WHAT IS REQUIRED:
The listing below should be copied in full, word for word.

[Raw records]
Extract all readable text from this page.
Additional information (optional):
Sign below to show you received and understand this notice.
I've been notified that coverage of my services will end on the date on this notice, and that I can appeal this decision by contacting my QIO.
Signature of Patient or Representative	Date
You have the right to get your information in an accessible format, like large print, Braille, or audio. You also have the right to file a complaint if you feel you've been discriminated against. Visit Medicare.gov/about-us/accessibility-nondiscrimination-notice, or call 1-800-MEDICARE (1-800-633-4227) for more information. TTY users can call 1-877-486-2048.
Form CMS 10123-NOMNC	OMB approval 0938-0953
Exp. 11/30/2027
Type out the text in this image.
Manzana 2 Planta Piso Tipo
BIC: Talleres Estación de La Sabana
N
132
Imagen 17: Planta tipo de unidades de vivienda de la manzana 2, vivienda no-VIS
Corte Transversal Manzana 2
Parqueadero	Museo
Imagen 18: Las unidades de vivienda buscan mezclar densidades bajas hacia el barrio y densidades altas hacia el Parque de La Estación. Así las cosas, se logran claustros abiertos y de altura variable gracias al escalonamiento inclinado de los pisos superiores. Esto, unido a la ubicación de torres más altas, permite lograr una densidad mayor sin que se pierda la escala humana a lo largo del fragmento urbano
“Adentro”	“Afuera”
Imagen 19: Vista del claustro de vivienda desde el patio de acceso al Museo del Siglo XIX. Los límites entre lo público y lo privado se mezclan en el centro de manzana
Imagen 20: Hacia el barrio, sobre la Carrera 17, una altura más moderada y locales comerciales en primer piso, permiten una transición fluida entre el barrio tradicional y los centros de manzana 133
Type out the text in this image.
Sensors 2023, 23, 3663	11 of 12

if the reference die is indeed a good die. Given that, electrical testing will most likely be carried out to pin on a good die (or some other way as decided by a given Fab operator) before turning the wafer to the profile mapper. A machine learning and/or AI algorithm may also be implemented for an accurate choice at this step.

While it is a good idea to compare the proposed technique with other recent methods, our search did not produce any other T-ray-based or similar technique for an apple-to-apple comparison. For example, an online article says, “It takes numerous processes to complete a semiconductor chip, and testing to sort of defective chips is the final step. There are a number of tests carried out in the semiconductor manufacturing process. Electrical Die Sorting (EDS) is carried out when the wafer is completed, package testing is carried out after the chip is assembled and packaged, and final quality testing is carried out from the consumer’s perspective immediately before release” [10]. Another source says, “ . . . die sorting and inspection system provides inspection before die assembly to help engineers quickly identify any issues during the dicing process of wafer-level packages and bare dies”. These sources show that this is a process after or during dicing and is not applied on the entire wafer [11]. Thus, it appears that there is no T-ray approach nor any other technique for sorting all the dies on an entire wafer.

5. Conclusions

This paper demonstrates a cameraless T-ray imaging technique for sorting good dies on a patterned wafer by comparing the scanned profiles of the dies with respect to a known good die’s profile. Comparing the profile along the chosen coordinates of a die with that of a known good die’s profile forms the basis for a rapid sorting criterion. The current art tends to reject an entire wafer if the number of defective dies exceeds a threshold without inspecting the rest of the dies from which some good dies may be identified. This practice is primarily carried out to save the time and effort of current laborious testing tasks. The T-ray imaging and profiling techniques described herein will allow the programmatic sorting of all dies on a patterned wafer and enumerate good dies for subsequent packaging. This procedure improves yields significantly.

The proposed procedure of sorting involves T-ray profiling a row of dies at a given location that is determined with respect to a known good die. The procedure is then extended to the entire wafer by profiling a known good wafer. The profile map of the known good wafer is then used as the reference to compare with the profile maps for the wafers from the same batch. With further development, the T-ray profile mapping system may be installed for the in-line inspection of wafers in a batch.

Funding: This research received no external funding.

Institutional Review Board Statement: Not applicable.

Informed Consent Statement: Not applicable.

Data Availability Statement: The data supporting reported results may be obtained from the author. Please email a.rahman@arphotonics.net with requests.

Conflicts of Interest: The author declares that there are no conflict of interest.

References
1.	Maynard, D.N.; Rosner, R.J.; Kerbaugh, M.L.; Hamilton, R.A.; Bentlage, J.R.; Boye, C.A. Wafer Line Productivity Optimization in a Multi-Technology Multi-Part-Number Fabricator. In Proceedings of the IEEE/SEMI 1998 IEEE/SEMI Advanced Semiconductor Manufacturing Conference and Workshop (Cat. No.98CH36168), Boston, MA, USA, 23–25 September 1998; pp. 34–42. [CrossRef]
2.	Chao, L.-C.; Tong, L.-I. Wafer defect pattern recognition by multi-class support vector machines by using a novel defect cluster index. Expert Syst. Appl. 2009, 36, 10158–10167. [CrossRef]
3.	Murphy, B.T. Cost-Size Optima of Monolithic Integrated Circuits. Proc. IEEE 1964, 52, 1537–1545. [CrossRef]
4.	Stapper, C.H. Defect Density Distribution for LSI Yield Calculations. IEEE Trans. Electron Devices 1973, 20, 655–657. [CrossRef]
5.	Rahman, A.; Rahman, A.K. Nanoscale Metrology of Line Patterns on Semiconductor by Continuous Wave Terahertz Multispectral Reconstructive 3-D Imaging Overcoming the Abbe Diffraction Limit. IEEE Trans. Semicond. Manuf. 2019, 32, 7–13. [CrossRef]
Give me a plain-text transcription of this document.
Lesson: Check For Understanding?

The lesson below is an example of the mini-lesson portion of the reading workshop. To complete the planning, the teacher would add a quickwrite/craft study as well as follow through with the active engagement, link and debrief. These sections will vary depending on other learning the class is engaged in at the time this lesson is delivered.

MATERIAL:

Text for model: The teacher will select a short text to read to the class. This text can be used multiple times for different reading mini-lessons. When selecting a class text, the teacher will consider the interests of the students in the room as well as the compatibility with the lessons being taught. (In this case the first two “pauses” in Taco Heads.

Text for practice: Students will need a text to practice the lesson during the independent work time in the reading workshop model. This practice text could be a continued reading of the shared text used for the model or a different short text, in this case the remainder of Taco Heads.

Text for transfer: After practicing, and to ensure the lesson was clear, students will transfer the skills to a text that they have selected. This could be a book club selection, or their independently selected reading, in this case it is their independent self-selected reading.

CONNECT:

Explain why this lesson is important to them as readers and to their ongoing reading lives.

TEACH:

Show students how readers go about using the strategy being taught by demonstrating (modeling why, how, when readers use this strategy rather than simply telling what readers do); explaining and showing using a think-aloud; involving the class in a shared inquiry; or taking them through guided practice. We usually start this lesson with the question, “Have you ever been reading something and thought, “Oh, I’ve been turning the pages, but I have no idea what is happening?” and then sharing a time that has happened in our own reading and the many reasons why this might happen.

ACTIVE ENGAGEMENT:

ANSWER FOR THIS EXERCISE:
Extract all readable text from this page.
Additional information (optional):
Sign below to show you received and understand this notice.
I've been notified that coverage of my services will end on the date on this notice, and that I can appeal this decision by contacting my QIO.
Signature of Patient or Representative	Date
You have the right to get your information in an accessible format, like large print, Braille, or audio. You also have the right to file a complaint if you feel you've been discriminated against. Visit Medicare.gov/about-us/accessibility-nondiscrimination-notice, or call 1-800-MEDICARE (1-800-633-4227) for more information. TTY users can call 1-877-486-2048.
Form CMS 10123-NOMNC	OMB approval 0938-0953
Exp. 11/30/2027
Type out the text in this image.
Manzana 2 Planta Piso Tipo
BIC: Talleres Estación de La Sabana
N
132
Imagen 17: Planta tipo de unidades de vivienda de la manzana 2, vivienda no-VIS
Corte Transversal Manzana 2
Parqueadero	Museo
Imagen 18: Las unidades de vivienda buscan mezclar densidades bajas hacia el barrio y densidades altas hacia el Parque de La Estación. Así las cosas, se logran claustros abiertos y de altura variable gracias al escalonamiento inclinado de los pisos superiores. Esto, unido a la ubicación de torres más altas, permite lograr una densidad mayor sin que se pierda la escala humana a lo largo del fragmento urbano
“Adentro”	“Afuera”
Imagen 19: Vista del claustro de vivienda desde el patio de acceso al Museo del Siglo XIX. Los límites entre lo público y lo privado se mezclan en el centro de manzana
Imagen 20: Hacia el barrio, sobre la Carrera 17, una altura más moderada y locales comerciales en primer piso, permiten una transición fluida entre el barrio tradicional y los centros de manzana 133
Type out the text in this image.
Sensors 2023, 23, 3663	11 of 12

if the reference die is indeed a good die. Given that, electrical testing will most likely be carried out to pin on a good die (or some other way as decided by a given Fab operator) before turning the wafer to the profile mapper. A machine learning and/or AI algorithm may also be implemented for an accurate choice at this step.

While it is a good idea to compare the proposed technique with other recent methods, our search did not produce any other T-ray-based or similar technique for an apple-to-apple comparison. For example, an online article says, “It takes numerous processes to complete a semiconductor chip, and testing to sort of defective chips is the final step. There are a number of tests carried out in the semiconductor manufacturing process. Electrical Die Sorting (EDS) is carried out when the wafer is completed, package testing is carried out after the chip is assembled and packaged, and final quality testing is carried out from the consumer’s perspective immediately before release” [10]. Another source says, “ . . . die sorting and inspection system provides inspection before die assembly to help engineers quickly identify any issues during the dicing process of wafer-level packages and bare dies”. These sources show that this is a process after or during dicing and is not applied on the entire wafer [11]. Thus, it appears that there is no T-ray approach nor any other technique for sorting all the dies on an entire wafer.

5. Conclusions

This paper demonstrates a cameraless T-ray imaging technique for sorting good dies on a patterned wafer by comparing the scanned profiles of the dies with respect to a known good die’s profile. Comparing the profile along the chosen coordinates of a die with that of a known good die’s profile forms the basis for a rapid sorting criterion. The current art tends to reject an entire wafer if the number of defective dies exceeds a threshold without inspecting the rest of the dies from which some good dies may be identified. This practice is primarily carried out to save the time and effort of current laborious testing tasks. The T-ray imaging and profiling techniques described herein will allow the programmatic sorting of all dies on a patterned wafer and enumerate good dies for subsequent packaging. This procedure improves yields significantly.

The proposed procedure of sorting involves T-ray profiling a row of dies at a given location that is determined with respect to a known good die. The procedure is then extended to the entire wafer by profiling a known good wafer. The profile map of the known good wafer is then used as the reference to compare with the profile maps for the wafers from the same batch. With further development, the T-ray profile mapping system may be installed for the in-line inspection of wafers in a batch.

Funding: This research received no external funding.

Institutional Review Board Statement: Not applicable.

Informed Consent Statement: Not applicable.

Data Availability Statement: The data supporting reported results may be obtained from the author. Please email a.rahman@arphotonics.net with requests.

Conflicts of Interest: The author declares that there are no conflict of interest.

References
1.	Maynard, D.N.; Rosner, R.J.; Kerbaugh, M.L.; Hamilton, R.A.; Bentlage, J.R.; Boye, C.A. Wafer Line Productivity Optimization in a Multi-Technology Multi-Part-Number Fabricator. In Proceedings of the IEEE/SEMI 1998 IEEE/SEMI Advanced Semiconductor Manufacturing Conference and Workshop (Cat. No.98CH36168), Boston, MA, USA, 23–25 September 1998; pp. 34–42. [CrossRef]
2.	Chao, L.-C.; Tong, L.-I. Wafer defect pattern recognition by multi-class support vector machines by using a novel defect cluster index. Expert Syst. Appl. 2009, 36, 10158–10167. [CrossRef]
3.	Murphy, B.T. Cost-Size Optima of Monolithic Integrated Circuits. Proc. IEEE 1964, 52, 1537–1545. [CrossRef]
4.	Stapper, C.H. Defect Density Distribution for LSI Yield Calculations. IEEE Trans. Electron Devices 1973, 20, 655–657. [CrossRef]
5.	Rahman, A.; Rahman, A.K. Nanoscale Metrology of Line Patterns on Semiconductor by Continuous Wave Terahertz Multispectral Reconstructive 3-D Imaging Overcoming the Abbe Diffraction Limit. IEEE Trans. Semicond. Manuf. 2019, 32, 7–13. [CrossRef]
Give me a plain-text transcription of this document.
Lesson: Check For Understanding?

The lesson below is an example of the mini-lesson portion of the reading workshop. To complete the planning, the teacher would add a quickwrite/craft study as well as follow through with the active engagement, link and debrief. These sections will vary depending on other learning the class is engaged in at the time this lesson is delivered.

MATERIAL:

Text for model: The teacher will select a short text to read to the class. This text can be used multiple times for different reading mini-lessons. When selecting a class text, the teacher will consider the interests of the students in the room as well as the compatibility with the lessons being taught. (In this case the first two “pauses” in Taco Heads.

Text for practice: Students will need a text to practice the lesson during the independent work time in the reading workshop model. This practice text could be a continued reading of the shared text used for the model or a different short text, in this case the remainder of Taco Heads.

Text for transfer: After practicing, and to ensure the lesson was clear, students will transfer the skills to a text that they have selected. This could be a book club selection, or their independently selected reading, in this case it is their independent self-selected reading.

CONNECT:

Explain why this lesson is important to them as readers and to their ongoing reading lives.

TEACH:

Show students how readers go about using the strategy being taught by demonstrating (modeling why, how, when readers use this strategy rather than simply telling what readers do); explaining and showing using a think-aloud; involving the class in a shared inquiry; or taking them through guided practice. We usually start this lesson with the question, “Have you ever been reading something and thought, “Oh, I’ve been turning the pages, but I have no idea what is happening?” and then sharing a time that has happened in our own reading and the many reasons why this might happen.

ACTIVE ENGAGEMENT:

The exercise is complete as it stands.